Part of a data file
[start]

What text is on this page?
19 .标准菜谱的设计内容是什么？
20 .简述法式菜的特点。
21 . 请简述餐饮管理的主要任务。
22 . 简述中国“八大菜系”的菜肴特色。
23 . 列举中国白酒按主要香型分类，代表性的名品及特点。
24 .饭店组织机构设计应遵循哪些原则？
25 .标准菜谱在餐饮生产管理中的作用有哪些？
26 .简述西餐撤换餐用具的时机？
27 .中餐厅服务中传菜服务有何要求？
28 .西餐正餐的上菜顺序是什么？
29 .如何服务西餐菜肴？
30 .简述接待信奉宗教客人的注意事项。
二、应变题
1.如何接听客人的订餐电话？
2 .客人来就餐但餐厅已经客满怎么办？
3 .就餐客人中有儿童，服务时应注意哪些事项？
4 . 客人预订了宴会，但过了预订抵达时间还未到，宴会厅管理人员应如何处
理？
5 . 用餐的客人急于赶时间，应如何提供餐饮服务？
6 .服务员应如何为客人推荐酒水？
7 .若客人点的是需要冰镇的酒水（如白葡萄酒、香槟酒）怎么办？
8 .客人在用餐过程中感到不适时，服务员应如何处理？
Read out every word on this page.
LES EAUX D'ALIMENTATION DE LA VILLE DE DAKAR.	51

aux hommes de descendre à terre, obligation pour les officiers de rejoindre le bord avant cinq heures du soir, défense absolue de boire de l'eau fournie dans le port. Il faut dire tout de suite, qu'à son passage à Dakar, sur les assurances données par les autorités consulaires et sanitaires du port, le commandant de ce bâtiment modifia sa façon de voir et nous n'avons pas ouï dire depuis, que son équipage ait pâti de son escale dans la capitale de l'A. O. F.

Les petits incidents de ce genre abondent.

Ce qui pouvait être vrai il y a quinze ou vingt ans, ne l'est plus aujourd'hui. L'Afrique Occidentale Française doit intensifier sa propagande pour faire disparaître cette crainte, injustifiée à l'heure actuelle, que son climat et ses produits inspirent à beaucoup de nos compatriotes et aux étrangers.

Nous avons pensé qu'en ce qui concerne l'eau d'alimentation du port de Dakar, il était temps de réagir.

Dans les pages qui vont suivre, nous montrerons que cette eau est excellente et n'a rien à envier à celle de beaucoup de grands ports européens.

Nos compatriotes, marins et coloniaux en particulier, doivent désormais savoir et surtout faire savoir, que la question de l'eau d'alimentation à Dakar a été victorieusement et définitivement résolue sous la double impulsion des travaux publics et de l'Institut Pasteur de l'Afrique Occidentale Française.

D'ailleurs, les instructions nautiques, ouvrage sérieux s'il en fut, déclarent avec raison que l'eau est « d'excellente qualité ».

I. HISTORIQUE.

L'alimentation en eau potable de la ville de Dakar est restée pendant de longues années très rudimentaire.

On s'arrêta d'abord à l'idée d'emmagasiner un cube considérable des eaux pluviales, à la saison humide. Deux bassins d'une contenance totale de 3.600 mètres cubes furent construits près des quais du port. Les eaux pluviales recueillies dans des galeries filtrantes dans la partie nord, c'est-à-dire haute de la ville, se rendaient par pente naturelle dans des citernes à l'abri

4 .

[end]

## To do
Reproduce the listing above word for word.

## Correct output
What text is on this page?
19 .标准菜谱的设计内容是什么？
20 .简述法式菜的特点。
21 . 请简述餐饮管理的主要任务。
22 . 简述中国“八大菜系”的菜肴特色。
23 . 列举中国白酒按主要香型分类，代表性的名品及特点。
24 .饭店组织机构设计应遵循哪些原则？
25 .标准菜谱在餐饮生产管理中的作用有哪些？
26 .简述西餐撤换餐用具的时机？
27 .中餐厅服务中传菜服务有何要求？
28 .西餐正餐的上菜顺序是什么？
29 .如何服务西餐菜肴？
30 .简述接待信奉宗教客人的注意事项。
二、应变题
1.如何接听客人的订餐电话？
2 .客人来就餐但餐厅已经客满怎么办？
3 .就餐客人中有儿童，服务时应注意哪些事项？
4 . 客人预订了宴会，但过了预订抵达时间还未到，宴会厅管理人员应如何处
理？
5 . 用餐的客人急于赶时间，应如何提供餐饮服务？
6 .服务员应如何为客人推荐酒水？
7 .若客人点的是需要冰镇的酒水（如白葡萄酒、香槟酒）怎么办？
8 .客人在用餐过程中感到不适时，服务员应如何处理？
Read out every word on this page.
LES EAUX D'ALIMENTATION DE LA VILLE DE DAKAR.	51

aux hommes de descendre à terre, obligation pour les officiers de rejoindre le bord avant cinq heures du soir, défense absolue de boire de l'eau fournie dans le port. Il faut dire tout de suite, qu'à son passage à Dakar, sur les assurances données par les autorités consulaires et sanitaires du port, le commandant de ce bâtiment modifia sa façon de voir et nous n'avons pas ouï dire depuis, que son équipage ait pâti de son escale dans la capitale de l'A. O. F.

Les petits incidents de ce genre abondent.

Ce qui pouvait être vrai il y a quinze ou vingt ans, ne l'est plus aujourd'hui. L'Afrique Occidentale Française doit intensifier sa propagande pour faire disparaître cette crainte, injustifiée à l'heure actuelle, que son climat et ses produits inspirent à beaucoup de nos compatriotes et aux étrangers.

Nous avons pensé qu'en ce qui concerne l'eau d'alimentation du port de Dakar, il était temps de réagir.

Dans les pages qui vont suivre, nous montrerons que cette eau est excellente et n'a rien à envier à celle de beaucoup de grands ports européens.

Nos compatriotes, marins et coloniaux en particulier, doivent désormais savoir et surtout faire savoir, que la question de l'eau d'alimentation à Dakar a été victorieusement et définitivement résolue sous la double impulsion des travaux publics et de l'Institut Pasteur de l'Afrique Occidentale Française.

D'ailleurs, les instructions nautiques, ouvrage sérieux s'il en fut, déclarent avec raison que l'eau est « d'excellente qualité ».

I. HISTORIQUE.

L'alimentation en eau potable de la ville de Dakar est restée pendant de longues années très rudimentaire.

On s'arrêta d'abord à l'idée d'emmagasiner un cube considérable des eaux pluviales, à la saison humide. Deux bassins d'une contenance totale de 3.600 mètres cubes furent construits près des quais du port. Les eaux pluviales recueillies dans des galeries filtrantes dans la partie nord, c'est-à-dire haute de la ville, se rendaient par pente naturelle dans des citernes à l'abri

4 .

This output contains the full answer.